• [Exercise goal]
Collect all lines from the records below that include the word "zákonem".

— Start Listing —

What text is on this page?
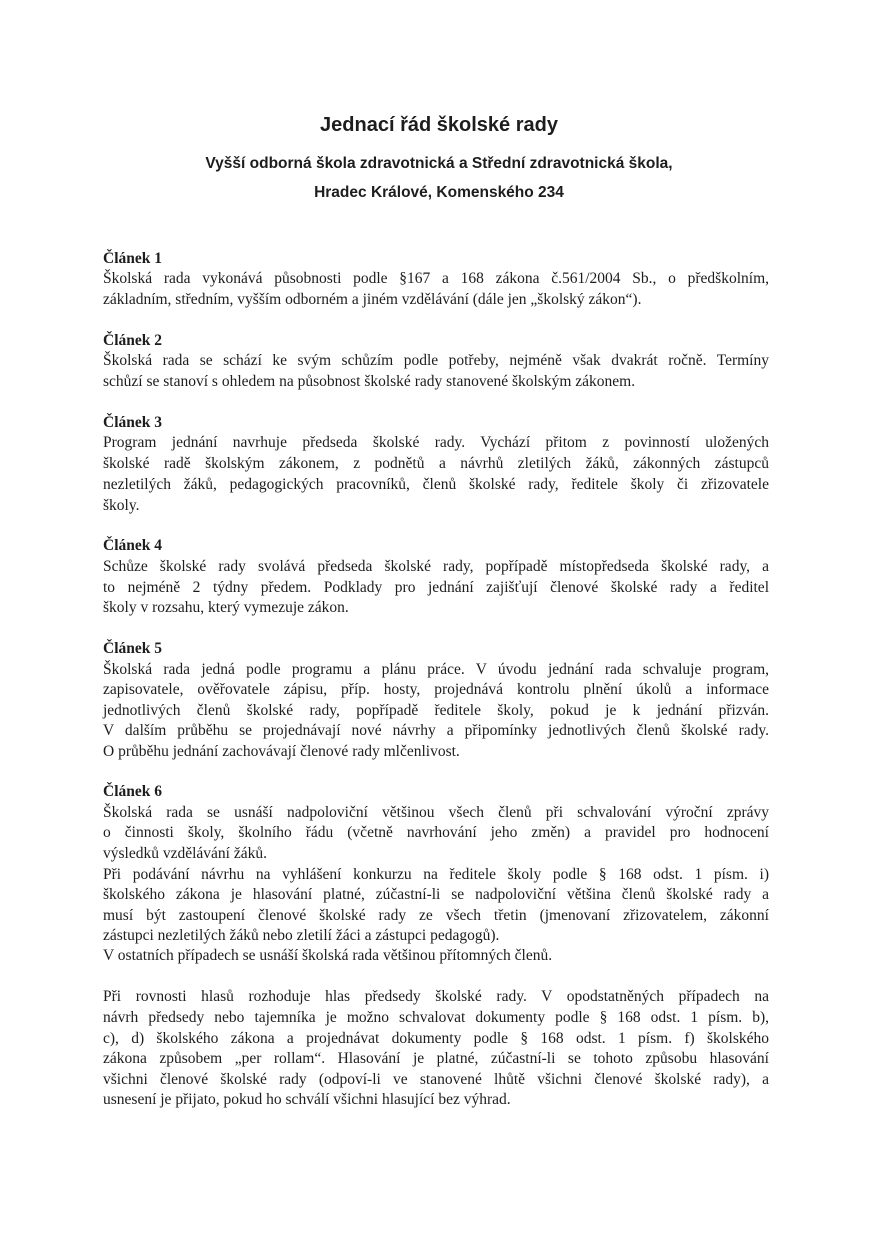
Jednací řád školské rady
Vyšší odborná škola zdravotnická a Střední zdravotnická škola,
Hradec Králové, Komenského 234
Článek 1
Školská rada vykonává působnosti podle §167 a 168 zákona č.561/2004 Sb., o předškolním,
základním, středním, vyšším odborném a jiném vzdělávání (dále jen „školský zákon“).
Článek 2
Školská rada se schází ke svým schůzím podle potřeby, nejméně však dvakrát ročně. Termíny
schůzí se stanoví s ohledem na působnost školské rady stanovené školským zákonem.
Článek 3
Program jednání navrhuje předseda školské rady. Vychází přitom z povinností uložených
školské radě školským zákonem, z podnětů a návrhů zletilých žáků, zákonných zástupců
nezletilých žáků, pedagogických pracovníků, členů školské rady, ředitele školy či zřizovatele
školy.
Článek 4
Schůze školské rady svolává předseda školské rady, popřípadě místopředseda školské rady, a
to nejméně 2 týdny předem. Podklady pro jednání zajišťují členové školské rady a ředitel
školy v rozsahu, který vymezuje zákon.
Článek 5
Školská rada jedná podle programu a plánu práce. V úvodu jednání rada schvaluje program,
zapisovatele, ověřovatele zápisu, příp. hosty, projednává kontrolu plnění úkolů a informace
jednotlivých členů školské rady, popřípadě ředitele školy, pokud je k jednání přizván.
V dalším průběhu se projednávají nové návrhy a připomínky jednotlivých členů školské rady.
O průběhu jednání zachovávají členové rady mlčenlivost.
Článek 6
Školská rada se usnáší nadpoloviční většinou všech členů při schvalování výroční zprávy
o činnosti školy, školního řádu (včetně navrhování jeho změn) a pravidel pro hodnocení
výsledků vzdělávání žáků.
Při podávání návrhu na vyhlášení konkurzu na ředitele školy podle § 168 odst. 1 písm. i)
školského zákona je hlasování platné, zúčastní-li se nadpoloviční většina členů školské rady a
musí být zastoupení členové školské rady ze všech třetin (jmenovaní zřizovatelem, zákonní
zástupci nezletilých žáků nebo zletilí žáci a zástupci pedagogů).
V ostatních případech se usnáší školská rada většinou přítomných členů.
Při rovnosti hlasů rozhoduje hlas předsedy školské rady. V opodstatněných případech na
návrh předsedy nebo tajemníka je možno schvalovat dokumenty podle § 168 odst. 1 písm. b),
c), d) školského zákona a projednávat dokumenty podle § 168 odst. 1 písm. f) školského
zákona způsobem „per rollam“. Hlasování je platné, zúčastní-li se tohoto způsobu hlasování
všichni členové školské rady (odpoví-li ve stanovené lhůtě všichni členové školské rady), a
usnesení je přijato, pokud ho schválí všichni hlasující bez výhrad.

— End Listing —
— Start Listing —

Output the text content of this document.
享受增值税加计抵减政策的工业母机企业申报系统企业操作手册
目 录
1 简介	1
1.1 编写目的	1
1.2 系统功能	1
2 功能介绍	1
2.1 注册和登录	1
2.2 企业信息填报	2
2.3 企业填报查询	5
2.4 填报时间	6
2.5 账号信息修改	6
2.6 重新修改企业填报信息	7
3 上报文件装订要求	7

— End Listing —

• [Output below]
schůzí se stanoví s ohledem na působnost školské rady stanovené školským zákonem.
školské radě školským zákonem, z podnětů a návrhů zletilých žáků, zákonných zástupců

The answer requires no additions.